## Request
Transcribe the data in full and exactly, omitting any pictures.

## Record excerpts
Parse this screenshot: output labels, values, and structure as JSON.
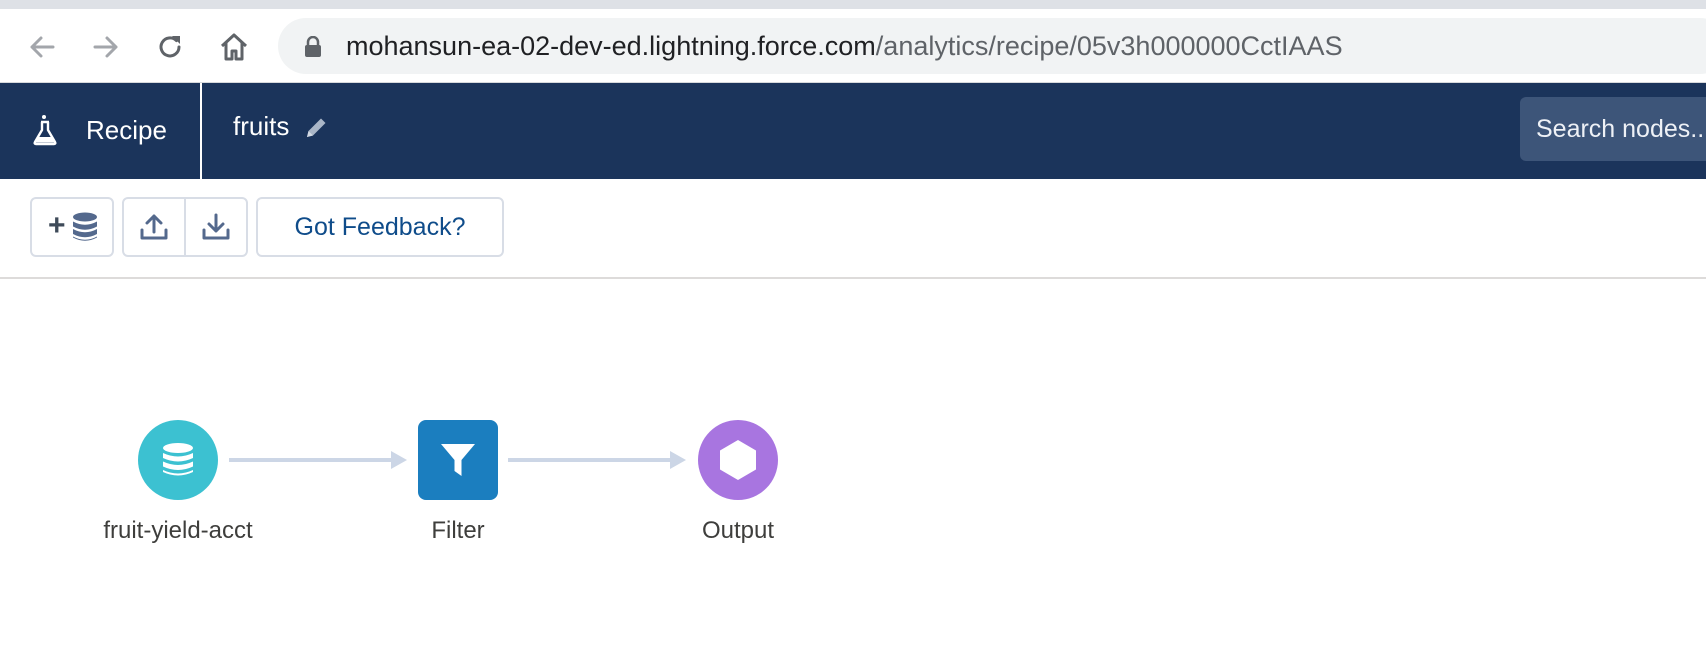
{
  "browser": {
    "url_host": "mohansun-ea-02-dev-ed.lightning.force.com",
    "url_path": "/analytics/recipe/05v3h000000CctIAAS"
  },
  "header": {
    "app_label": "Recipe",
    "recipe_name": "fruits",
    "search_placeholder": "Search nodes..."
  },
  "toolbar": {
    "feedback_label": "Got Feedback?"
  },
  "nodes": [
    {
      "label": "fruit-yield-acct",
      "type": "dataset",
      "color": "#3cc1d1"
    },
    {
      "label": "Filter",
      "type": "filter",
      "color": "#1b7ebf"
    },
    {
      "label": "Output",
      "type": "output",
      "color": "#a875e0"
    }
  ]
}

## Response
Parse this screenshot: output labels, values, and structure as JSON.
{
  "browser": {
    "url_host": "mohansun-ea-02-dev-ed.lightning.force.com",
    "url_path": "/analytics/recipe/05v3h000000CctIAAS"
  },
  "header": {
    "app_label": "Recipe",
    "recipe_name": "fruits",
    "search_placeholder": "Search nodes..."
  },
  "toolbar": {
    "feedback_label": "Got Feedback?"
  },
  "nodes": [
    {
      "label": "fruit-yield-acct",
      "type": "dataset",
      "color": "#3cc1d1"
    },
    {
      "label": "Filter",
      "type": "filter",
      "color": "#1b7ebf"
    },
    {
      "label": "Output",
      "type": "output",
      "color": "#a875e0"
    }
  ]
}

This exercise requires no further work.